(Dataset records)
* Start *

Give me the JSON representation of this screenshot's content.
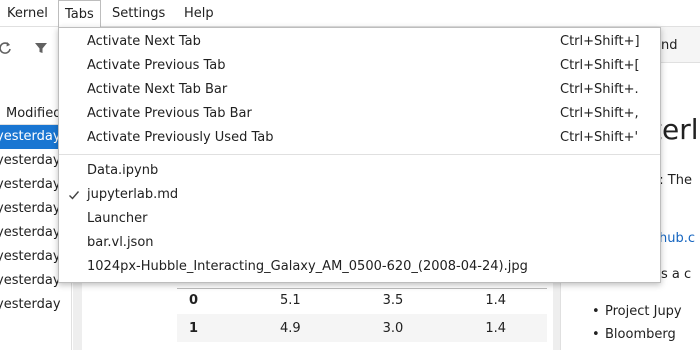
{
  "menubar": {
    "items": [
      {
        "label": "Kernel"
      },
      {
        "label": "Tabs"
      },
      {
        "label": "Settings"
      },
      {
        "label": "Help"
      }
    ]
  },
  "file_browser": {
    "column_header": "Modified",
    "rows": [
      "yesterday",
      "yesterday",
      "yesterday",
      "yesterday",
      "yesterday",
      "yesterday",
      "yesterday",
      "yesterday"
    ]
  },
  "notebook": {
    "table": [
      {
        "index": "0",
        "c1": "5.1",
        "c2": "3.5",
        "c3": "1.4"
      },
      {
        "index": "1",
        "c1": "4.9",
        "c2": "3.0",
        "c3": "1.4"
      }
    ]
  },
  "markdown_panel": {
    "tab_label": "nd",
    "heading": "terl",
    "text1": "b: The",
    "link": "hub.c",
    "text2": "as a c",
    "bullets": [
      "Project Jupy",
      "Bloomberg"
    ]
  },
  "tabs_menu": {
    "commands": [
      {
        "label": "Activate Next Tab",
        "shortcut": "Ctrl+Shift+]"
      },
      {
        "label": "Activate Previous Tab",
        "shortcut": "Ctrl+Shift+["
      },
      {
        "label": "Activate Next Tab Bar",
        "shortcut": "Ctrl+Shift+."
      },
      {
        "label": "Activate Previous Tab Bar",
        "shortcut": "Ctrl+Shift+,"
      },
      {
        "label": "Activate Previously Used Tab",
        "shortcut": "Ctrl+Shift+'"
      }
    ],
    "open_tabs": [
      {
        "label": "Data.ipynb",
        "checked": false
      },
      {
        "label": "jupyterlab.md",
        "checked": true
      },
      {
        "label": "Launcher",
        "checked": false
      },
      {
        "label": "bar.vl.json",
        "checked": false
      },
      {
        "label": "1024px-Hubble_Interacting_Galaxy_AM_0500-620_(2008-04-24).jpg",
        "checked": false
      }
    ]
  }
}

* End *

**Stated exercise**: Every entry must be written out exactly, with all pictures left out.

**Result of this task**:
Give me the JSON representation of this screenshot's content.
{
  "menubar": {
    "items": [
      {
        "label": "Kernel"
      },
      {
        "label": "Tabs"
      },
      {
        "label": "Settings"
      },
      {
        "label": "Help"
      }
    ]
  },
  "file_browser": {
    "column_header": "Modified",
    "rows": [
      "yesterday",
      "yesterday",
      "yesterday",
      "yesterday",
      "yesterday",
      "yesterday",
      "yesterday",
      "yesterday"
    ]
  },
  "notebook": {
    "table": [
      {
        "index": "0",
        "c1": "5.1",
        "c2": "3.5",
        "c3": "1.4"
      },
      {
        "index": "1",
        "c1": "4.9",
        "c2": "3.0",
        "c3": "1.4"
      }
    ]
  },
  "markdown_panel": {
    "tab_label": "nd",
    "heading": "terl",
    "text1": "b: The",
    "link": "hub.c",
    "text2": "as a c",
    "bullets": [
      "Project Jupy",
      "Bloomberg"
    ]
  },
  "tabs_menu": {
    "commands": [
      {
        "label": "Activate Next Tab",
        "shortcut": "Ctrl+Shift+]"
      },
      {
        "label": "Activate Previous Tab",
        "shortcut": "Ctrl+Shift+["
      },
      {
        "label": "Activate Next Tab Bar",
        "shortcut": "Ctrl+Shift+."
      },
      {
        "label": "Activate Previous Tab Bar",
        "shortcut": "Ctrl+Shift+,"
      },
      {
        "label": "Activate Previously Used Tab",
        "shortcut": "Ctrl+Shift+'"
      }
    ],
    "open_tabs": [
      {
        "label": "Data.ipynb",
        "checked": false
      },
      {
        "label": "jupyterlab.md",
        "checked": true
      },
      {
        "label": "Launcher",
        "checked": false
      },
      {
        "label": "bar.vl.json",
        "checked": false
      },
      {
        "label": "1024px-Hubble_Interacting_Galaxy_AM_0500-620_(2008-04-24).jpg",
        "checked": false
      }
    ]
  }
}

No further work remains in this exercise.